Stated problem => Your task is to retype each line of the data below exactly.

Collection entries =>
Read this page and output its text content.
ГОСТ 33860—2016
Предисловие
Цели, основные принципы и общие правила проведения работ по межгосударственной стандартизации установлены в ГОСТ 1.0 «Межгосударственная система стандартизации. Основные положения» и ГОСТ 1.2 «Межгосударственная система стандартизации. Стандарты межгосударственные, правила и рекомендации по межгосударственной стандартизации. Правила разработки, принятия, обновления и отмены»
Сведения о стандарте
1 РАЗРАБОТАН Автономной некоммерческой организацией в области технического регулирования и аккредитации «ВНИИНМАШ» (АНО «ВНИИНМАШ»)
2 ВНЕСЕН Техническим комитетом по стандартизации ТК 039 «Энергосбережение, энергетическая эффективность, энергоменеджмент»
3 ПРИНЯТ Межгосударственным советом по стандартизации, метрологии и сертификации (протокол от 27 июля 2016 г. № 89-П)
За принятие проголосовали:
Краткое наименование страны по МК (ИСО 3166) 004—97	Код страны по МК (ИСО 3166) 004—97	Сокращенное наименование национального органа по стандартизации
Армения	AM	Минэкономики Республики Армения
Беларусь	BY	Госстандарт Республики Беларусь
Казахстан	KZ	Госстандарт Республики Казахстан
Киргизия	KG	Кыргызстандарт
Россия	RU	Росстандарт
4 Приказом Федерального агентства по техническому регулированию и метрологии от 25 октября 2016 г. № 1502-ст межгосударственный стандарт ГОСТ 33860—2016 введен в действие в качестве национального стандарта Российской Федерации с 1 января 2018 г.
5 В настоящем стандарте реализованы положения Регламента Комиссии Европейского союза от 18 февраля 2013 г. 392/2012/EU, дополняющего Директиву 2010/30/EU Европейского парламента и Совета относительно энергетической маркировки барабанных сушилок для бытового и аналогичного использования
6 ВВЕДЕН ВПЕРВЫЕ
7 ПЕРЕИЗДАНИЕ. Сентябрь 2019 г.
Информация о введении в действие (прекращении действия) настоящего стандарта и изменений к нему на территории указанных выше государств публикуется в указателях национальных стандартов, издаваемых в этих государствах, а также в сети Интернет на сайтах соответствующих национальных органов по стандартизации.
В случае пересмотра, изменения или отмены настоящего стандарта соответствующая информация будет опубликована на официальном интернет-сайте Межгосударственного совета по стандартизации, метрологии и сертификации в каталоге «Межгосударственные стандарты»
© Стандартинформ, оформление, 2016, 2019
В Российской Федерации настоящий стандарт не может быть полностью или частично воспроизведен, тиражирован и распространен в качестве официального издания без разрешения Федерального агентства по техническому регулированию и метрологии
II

Result of the task =>
Read this page and output its text content.
ГОСТ 33860—2016
Предисловие
Цели, основные принципы и общие правила проведения работ по межгосударственной стандартизации установлены в ГОСТ 1.0 «Межгосударственная система стандартизации. Основные положения» и ГОСТ 1.2 «Межгосударственная система стандартизации. Стандарты межгосударственные, правила и рекомендации по межгосударственной стандартизации. Правила разработки, принятия, обновления и отмены»
Сведения о стандарте
1 РАЗРАБОТАН Автономной некоммерческой организацией в области технического регулирования и аккредитации «ВНИИНМАШ» (АНО «ВНИИНМАШ»)
2 ВНЕСЕН Техническим комитетом по стандартизации ТК 039 «Энергосбережение, энергетическая эффективность, энергоменеджмент»
3 ПРИНЯТ Межгосударственным советом по стандартизации, метрологии и сертификации (протокол от 27 июля 2016 г. № 89-П)
За принятие проголосовали:
Краткое наименование страны по МК (ИСО 3166) 004—97	Код страны по МК (ИСО 3166) 004—97	Сокращенное наименование национального органа по стандартизации
Армения	AM	Минэкономики Республики Армения
Беларусь	BY	Госстандарт Республики Беларусь
Казахстан	KZ	Госстандарт Республики Казахстан
Киргизия	KG	Кыргызстандарт
Россия	RU	Росстандарт
4 Приказом Федерального агентства по техническому регулированию и метрологии от 25 октября 2016 г. № 1502-ст межгосударственный стандарт ГОСТ 33860—2016 введен в действие в качестве национального стандарта Российской Федерации с 1 января 2018 г.
5 В настоящем стандарте реализованы положения Регламента Комиссии Европейского союза от 18 февраля 2013 г. 392/2012/EU, дополняющего Директиву 2010/30/EU Европейского парламента и Совета относительно энергетической маркировки барабанных сушилок для бытового и аналогичного использования
6 ВВЕДЕН ВПЕРВЫЕ
7 ПЕРЕИЗДАНИЕ. Сентябрь 2019 г.
Информация о введении в действие (прекращении действия) настоящего стандарта и изменений к нему на территории указанных выше государств публикуется в указателях национальных стандартов, издаваемых в этих государствах, а также в сети Интернет на сайтах соответствующих национальных органов по стандартизации.
В случае пересмотра, изменения или отмены настоящего стандарта соответствующая информация будет опубликована на официальном интернет-сайте Межгосударственного совета по стандартизации, метрологии и сертификации в каталоге «Межгосударственные стандарты»
© Стандартинформ, оформление, 2016, 2019
В Российской Федерации настоящий стандарт не может быть полностью или частично воспроизведен, тиражирован и распространен в качестве официального издания без разрешения Федерального агентства по техническому регулированию и метрологии
II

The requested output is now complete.